• Prompt:
Your job is to retype all of the data word for word, leaving every image out.

Records from a data source
--*--
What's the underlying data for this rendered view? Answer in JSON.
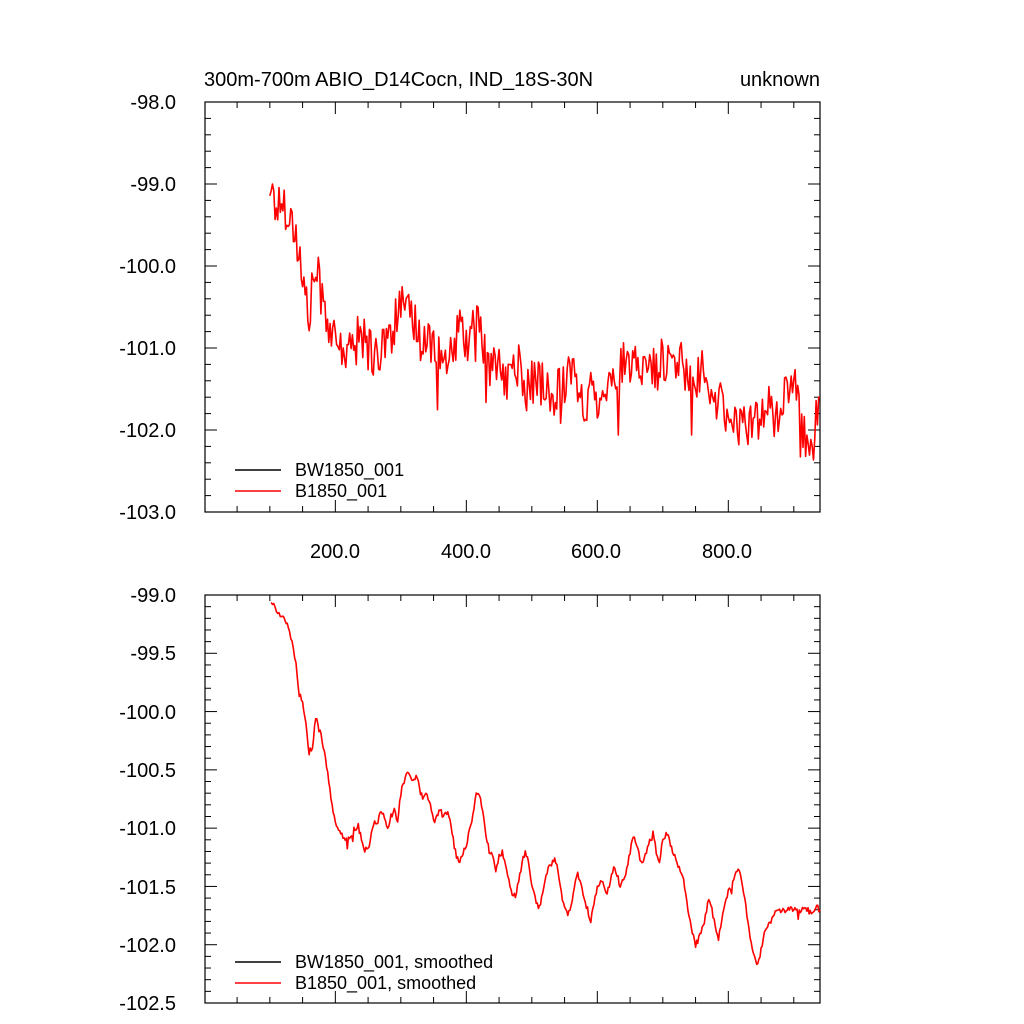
{
  "chart_data": [
    {
      "type": "line",
      "title": "300m-700m ABIO_D14Cocn, IND_18S-30N",
      "right_title": "unknown",
      "xlim": [
        1,
        940
      ],
      "ylim": [
        -103.0,
        -98.0
      ],
      "x_ticks": [
        "200.0",
        "400.0",
        "600.0",
        "800.0"
      ],
      "y_ticks": [
        "-98.0",
        "-99.0",
        "-100.0",
        "-101.0",
        "-102.0",
        "-103.0"
      ],
      "legend_position": "bottom-left",
      "grid": false,
      "series": [
        {
          "name": "BW1850_001",
          "color": "#000000",
          "x": [],
          "y": []
        },
        {
          "name": "B1850_001",
          "color": "#ff0000",
          "x": [
            100,
            110,
            120,
            130,
            140,
            150,
            160,
            170,
            180,
            190,
            200,
            210,
            220,
            230,
            240,
            250,
            260,
            270,
            280,
            290,
            300,
            310,
            320,
            330,
            340,
            350,
            360,
            370,
            380,
            390,
            400,
            410,
            420,
            430,
            440,
            450,
            460,
            470,
            480,
            490,
            500,
            510,
            520,
            530,
            540,
            550,
            560,
            570,
            580,
            590,
            600,
            610,
            620,
            630,
            640,
            650,
            660,
            670,
            680,
            690,
            700,
            710,
            720,
            730,
            740,
            750,
            760,
            770,
            780,
            790,
            800,
            810,
            820,
            830,
            840,
            850,
            860,
            870,
            880,
            890,
            900,
            910,
            920,
            930,
            940
          ],
          "y": [
            -99.0,
            -99.3,
            -99.2,
            -99.4,
            -99.6,
            -100.2,
            -100.6,
            -100.0,
            -100.4,
            -100.7,
            -101.0,
            -101.0,
            -101.1,
            -100.9,
            -100.8,
            -101.0,
            -101.1,
            -101.0,
            -100.9,
            -100.7,
            -100.5,
            -100.6,
            -100.7,
            -100.9,
            -100.9,
            -100.9,
            -101.1,
            -101.3,
            -101.0,
            -100.8,
            -100.9,
            -100.8,
            -100.7,
            -101.1,
            -101.3,
            -101.1,
            -101.5,
            -101.2,
            -101.2,
            -101.6,
            -101.4,
            -101.4,
            -101.5,
            -101.6,
            -101.5,
            -101.4,
            -101.2,
            -101.6,
            -101.7,
            -101.5,
            -101.6,
            -101.4,
            -101.5,
            -101.3,
            -101.2,
            -101.3,
            -101.2,
            -101.2,
            -101.2,
            -101.3,
            -101.1,
            -101.2,
            -101.2,
            -101.2,
            -101.3,
            -101.4,
            -101.3,
            -101.6,
            -101.6,
            -101.7,
            -101.8,
            -101.9,
            -102.0,
            -101.9,
            -101.8,
            -101.9,
            -101.7,
            -101.8,
            -101.7,
            -101.6,
            -101.4,
            -101.9,
            -102.2,
            -102.1,
            -101.6
          ]
        }
      ]
    },
    {
      "type": "line",
      "xlim": [
        1,
        940
      ],
      "ylim": [
        -102.5,
        -99.0
      ],
      "y_ticks": [
        "-99.0",
        "-99.5",
        "-100.0",
        "-100.5",
        "-101.0",
        "-101.5",
        "-102.0",
        "-102.5"
      ],
      "legend_position": "bottom-left",
      "grid": false,
      "series": [
        {
          "name": "BW1850_001, smoothed",
          "color": "#000000",
          "x": [],
          "y": []
        },
        {
          "name": "B1850_001, smoothed",
          "color": "#ff0000",
          "x": [
            102,
            110,
            120,
            125,
            130,
            140,
            145,
            150,
            155,
            160,
            165,
            170,
            175,
            180,
            185,
            190,
            195,
            200,
            205,
            210,
            215,
            220,
            225,
            230,
            235,
            240,
            245,
            250,
            255,
            260,
            265,
            270,
            275,
            280,
            285,
            290,
            295,
            300,
            305,
            310,
            315,
            320,
            325,
            330,
            335,
            340,
            345,
            350,
            355,
            360,
            365,
            370,
            375,
            380,
            385,
            390,
            395,
            400,
            405,
            410,
            415,
            420,
            425,
            430,
            435,
            440,
            445,
            450,
            455,
            460,
            465,
            470,
            475,
            480,
            485,
            490,
            495,
            500,
            505,
            510,
            515,
            520,
            525,
            530,
            535,
            540,
            545,
            550,
            555,
            560,
            565,
            570,
            575,
            580,
            585,
            590,
            595,
            600,
            605,
            610,
            615,
            620,
            625,
            630,
            635,
            640,
            645,
            650,
            655,
            660,
            665,
            670,
            675,
            680,
            685,
            690,
            695,
            700,
            705,
            710,
            715,
            720,
            725,
            730,
            735,
            740,
            745,
            750,
            755,
            760,
            765,
            770,
            775,
            780,
            785,
            790,
            795,
            800,
            805,
            810,
            815,
            820,
            825,
            830,
            835,
            840,
            845,
            850,
            855,
            860,
            865,
            870,
            875,
            880,
            885,
            890,
            895,
            900,
            905,
            910,
            915,
            920,
            925,
            930,
            935,
            940
          ],
          "y": [
            -99.05,
            -99.12,
            -99.2,
            -99.25,
            -99.3,
            -99.6,
            -99.85,
            -99.9,
            -100.1,
            -100.35,
            -100.3,
            -100.05,
            -100.15,
            -100.25,
            -100.4,
            -100.6,
            -100.8,
            -100.95,
            -101.0,
            -101.05,
            -101.1,
            -101.1,
            -101.05,
            -101.0,
            -100.98,
            -101.1,
            -101.2,
            -101.15,
            -101.05,
            -100.95,
            -100.95,
            -100.85,
            -100.9,
            -101.0,
            -100.9,
            -100.85,
            -100.95,
            -100.7,
            -100.6,
            -100.5,
            -100.55,
            -100.6,
            -100.55,
            -100.7,
            -100.75,
            -100.7,
            -100.8,
            -100.95,
            -100.9,
            -100.85,
            -100.9,
            -100.85,
            -100.95,
            -101.1,
            -101.25,
            -101.3,
            -101.2,
            -101.15,
            -101.0,
            -100.9,
            -100.7,
            -100.7,
            -100.85,
            -101.05,
            -101.2,
            -101.25,
            -101.35,
            -101.25,
            -101.2,
            -101.3,
            -101.45,
            -101.55,
            -101.6,
            -101.45,
            -101.3,
            -101.2,
            -101.3,
            -101.5,
            -101.6,
            -101.7,
            -101.6,
            -101.45,
            -101.35,
            -101.3,
            -101.25,
            -101.35,
            -101.55,
            -101.7,
            -101.75,
            -101.65,
            -101.5,
            -101.4,
            -101.45,
            -101.6,
            -101.7,
            -101.8,
            -101.65,
            -101.5,
            -101.45,
            -101.5,
            -101.55,
            -101.45,
            -101.35,
            -101.4,
            -101.5,
            -101.45,
            -101.35,
            -101.2,
            -101.05,
            -101.15,
            -101.25,
            -101.3,
            -101.2,
            -101.1,
            -101.05,
            -101.2,
            -101.3,
            -101.1,
            -101.05,
            -101.1,
            -101.2,
            -101.25,
            -101.35,
            -101.4,
            -101.55,
            -101.75,
            -101.9,
            -102.0,
            -101.95,
            -101.85,
            -101.75,
            -101.6,
            -101.7,
            -101.85,
            -101.95,
            -101.8,
            -101.65,
            -101.55,
            -101.5,
            -101.4,
            -101.35,
            -101.45,
            -101.6,
            -101.8,
            -102.0,
            -102.1,
            -102.15,
            -102.05,
            -101.9,
            -101.85,
            -101.8,
            -101.75,
            -101.68,
            -101.7,
            -101.72,
            -101.7,
            -101.68,
            -101.7,
            -101.72,
            -101.7,
            -101.68,
            -101.7,
            -101.72,
            -101.7,
            -101.68,
            -101.7
          ]
        }
      ]
    }
  ]
}
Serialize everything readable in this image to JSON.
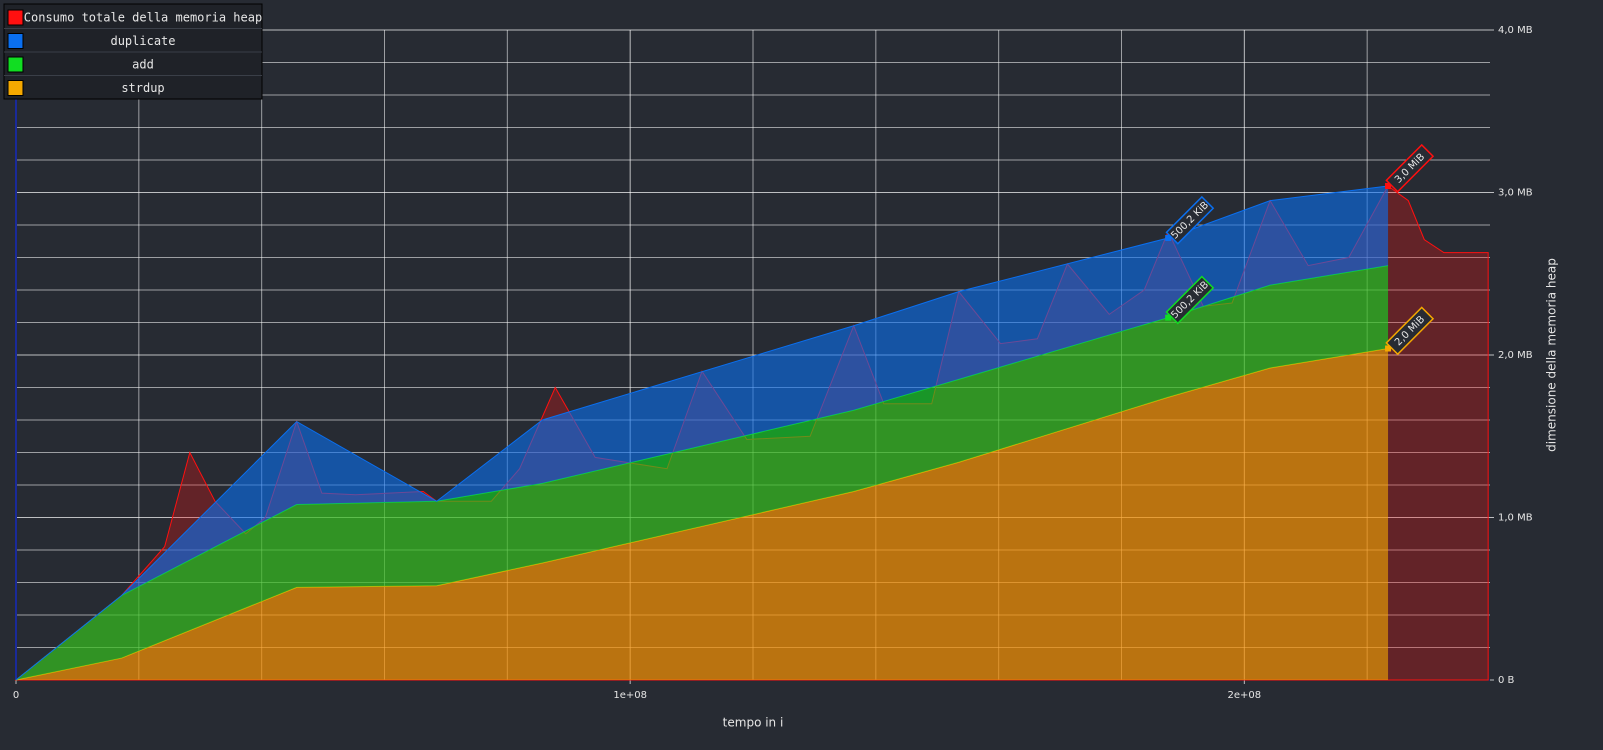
--*--
• Answer in full:
What's the underlying data for this rendered view? Answer in JSON.
{
  "chart_data": [
    {
      "type": "line",
      "title": "300m-700m ABIO_D14Cocn, IND_18S-30N",
      "right_title": "unknown",
      "xlim": [
        1,
        940
      ],
      "ylim": [
        -103.0,
        -98.0
      ],
      "x_ticks": [
        "200.0",
        "400.0",
        "600.0",
        "800.0"
      ],
      "y_ticks": [
        "-98.0",
        "-99.0",
        "-100.0",
        "-101.0",
        "-102.0",
        "-103.0"
      ],
      "legend_position": "bottom-left",
      "grid": false,
      "series": [
        {
          "name": "BW1850_001",
          "color": "#000000",
          "x": [],
          "y": []
        },
        {
          "name": "B1850_001",
          "color": "#ff0000",
          "x": [
            100,
            110,
            120,
            130,
            140,
            150,
            160,
            170,
            180,
            190,
            200,
            210,
            220,
            230,
            240,
            250,
            260,
            270,
            280,
            290,
            300,
            310,
            320,
            330,
            340,
            350,
            360,
            370,
            380,
            390,
            400,
            410,
            420,
            430,
            440,
            450,
            460,
            470,
            480,
            490,
            500,
            510,
            520,
            530,
            540,
            550,
            560,
            570,
            580,
            590,
            600,
            610,
            620,
            630,
            640,
            650,
            660,
            670,
            680,
            690,
            700,
            710,
            720,
            730,
            740,
            750,
            760,
            770,
            780,
            790,
            800,
            810,
            820,
            830,
            840,
            850,
            860,
            870,
            880,
            890,
            900,
            910,
            920,
            930,
            940
          ],
          "y": [
            -99.0,
            -99.3,
            -99.2,
            -99.4,
            -99.6,
            -100.2,
            -100.6,
            -100.0,
            -100.4,
            -100.7,
            -101.0,
            -101.0,
            -101.1,
            -100.9,
            -100.8,
            -101.0,
            -101.1,
            -101.0,
            -100.9,
            -100.7,
            -100.5,
            -100.6,
            -100.7,
            -100.9,
            -100.9,
            -100.9,
            -101.1,
            -101.3,
            -101.0,
            -100.8,
            -100.9,
            -100.8,
            -100.7,
            -101.1,
            -101.3,
            -101.1,
            -101.5,
            -101.2,
            -101.2,
            -101.6,
            -101.4,
            -101.4,
            -101.5,
            -101.6,
            -101.5,
            -101.4,
            -101.2,
            -101.6,
            -101.7,
            -101.5,
            -101.6,
            -101.4,
            -101.5,
            -101.3,
            -101.2,
            -101.3,
            -101.2,
            -101.2,
            -101.2,
            -101.3,
            -101.1,
            -101.2,
            -101.2,
            -101.2,
            -101.3,
            -101.4,
            -101.3,
            -101.6,
            -101.6,
            -101.7,
            -101.8,
            -101.9,
            -102.0,
            -101.9,
            -101.8,
            -101.9,
            -101.7,
            -101.8,
            -101.7,
            -101.6,
            -101.4,
            -101.9,
            -102.2,
            -102.1,
            -101.6
          ]
        }
      ]
    },
    {
      "type": "line",
      "xlim": [
        1,
        940
      ],
      "ylim": [
        -102.5,
        -99.0
      ],
      "y_ticks": [
        "-99.0",
        "-99.5",
        "-100.0",
        "-100.5",
        "-101.0",
        "-101.5",
        "-102.0",
        "-102.5"
      ],
      "legend_position": "bottom-left",
      "grid": false,
      "series": [
        {
          "name": "BW1850_001, smoothed",
          "color": "#000000",
          "x": [],
          "y": []
        },
        {
          "name": "B1850_001, smoothed",
          "color": "#ff0000",
          "x": [
            102,
            110,
            120,
            125,
            130,
            140,
            145,
            150,
            155,
            160,
            165,
            170,
            175,
            180,
            185,
            190,
            195,
            200,
            205,
            210,
            215,
            220,
            225,
            230,
            235,
            240,
            245,
            250,
            255,
            260,
            265,
            270,
            275,
            280,
            285,
            290,
            295,
            300,
            305,
            310,
            315,
            320,
            325,
            330,
            335,
            340,
            345,
            350,
            355,
            360,
            365,
            370,
            375,
            380,
            385,
            390,
            395,
            400,
            405,
            410,
            415,
            420,
            425,
            430,
            435,
            440,
            445,
            450,
            455,
            460,
            465,
            470,
            475,
            480,
            485,
            490,
            495,
            500,
            505,
            510,
            515,
            520,
            525,
            530,
            535,
            540,
            545,
            550,
            555,
            560,
            565,
            570,
            575,
            580,
            585,
            590,
            595,
            600,
            605,
            610,
            615,
            620,
            625,
            630,
            635,
            640,
            645,
            650,
            655,
            660,
            665,
            670,
            675,
            680,
            685,
            690,
            695,
            700,
            705,
            710,
            715,
            720,
            725,
            730,
            735,
            740,
            745,
            750,
            755,
            760,
            765,
            770,
            775,
            780,
            785,
            790,
            795,
            800,
            805,
            810,
            815,
            820,
            825,
            830,
            835,
            840,
            845,
            850,
            855,
            860,
            865,
            870,
            875,
            880,
            885,
            890,
            895,
            900,
            905,
            910,
            915,
            920,
            925,
            930,
            935,
            940
          ],
          "y": [
            -99.05,
            -99.12,
            -99.2,
            -99.25,
            -99.3,
            -99.6,
            -99.85,
            -99.9,
            -100.1,
            -100.35,
            -100.3,
            -100.05,
            -100.15,
            -100.25,
            -100.4,
            -100.6,
            -100.8,
            -100.95,
            -101.0,
            -101.05,
            -101.1,
            -101.1,
            -101.05,
            -101.0,
            -100.98,
            -101.1,
            -101.2,
            -101.15,
            -101.05,
            -100.95,
            -100.95,
            -100.85,
            -100.9,
            -101.0,
            -100.9,
            -100.85,
            -100.95,
            -100.7,
            -100.6,
            -100.5,
            -100.55,
            -100.6,
            -100.55,
            -100.7,
            -100.75,
            -100.7,
            -100.8,
            -100.95,
            -100.9,
            -100.85,
            -100.9,
            -100.85,
            -100.95,
            -101.1,
            -101.25,
            -101.3,
            -101.2,
            -101.15,
            -101.0,
            -100.9,
            -100.7,
            -100.7,
            -100.85,
            -101.05,
            -101.2,
            -101.25,
            -101.35,
            -101.25,
            -101.2,
            -101.3,
            -101.45,
            -101.55,
            -101.6,
            -101.45,
            -101.3,
            -101.2,
            -101.3,
            -101.5,
            -101.6,
            -101.7,
            -101.6,
            -101.45,
            -101.35,
            -101.3,
            -101.25,
            -101.35,
            -101.55,
            -101.7,
            -101.75,
            -101.65,
            -101.5,
            -101.4,
            -101.45,
            -101.6,
            -101.7,
            -101.8,
            -101.65,
            -101.5,
            -101.45,
            -101.5,
            -101.55,
            -101.45,
            -101.35,
            -101.4,
            -101.5,
            -101.45,
            -101.35,
            -101.2,
            -101.05,
            -101.15,
            -101.25,
            -101.3,
            -101.2,
            -101.1,
            -101.05,
            -101.2,
            -101.3,
            -101.1,
            -101.05,
            -101.1,
            -101.2,
            -101.25,
            -101.35,
            -101.4,
            -101.55,
            -101.75,
            -101.9,
            -102.0,
            -101.95,
            -101.85,
            -101.75,
            -101.6,
            -101.7,
            -101.85,
            -101.95,
            -101.8,
            -101.65,
            -101.55,
            -101.5,
            -101.4,
            -101.35,
            -101.45,
            -101.6,
            -101.8,
            -102.0,
            -102.1,
            -102.15,
            -102.05,
            -101.9,
            -101.85,
            -101.8,
            -101.75,
            -101.68,
            -101.7,
            -101.72,
            -101.7,
            -101.68,
            -101.7,
            -101.72,
            -101.7,
            -101.68,
            -101.7,
            -101.72,
            -101.7,
            -101.68,
            -101.7
          ]
        }
      ]
    }
  ]
}
Serialize everything readable in this image to JSON.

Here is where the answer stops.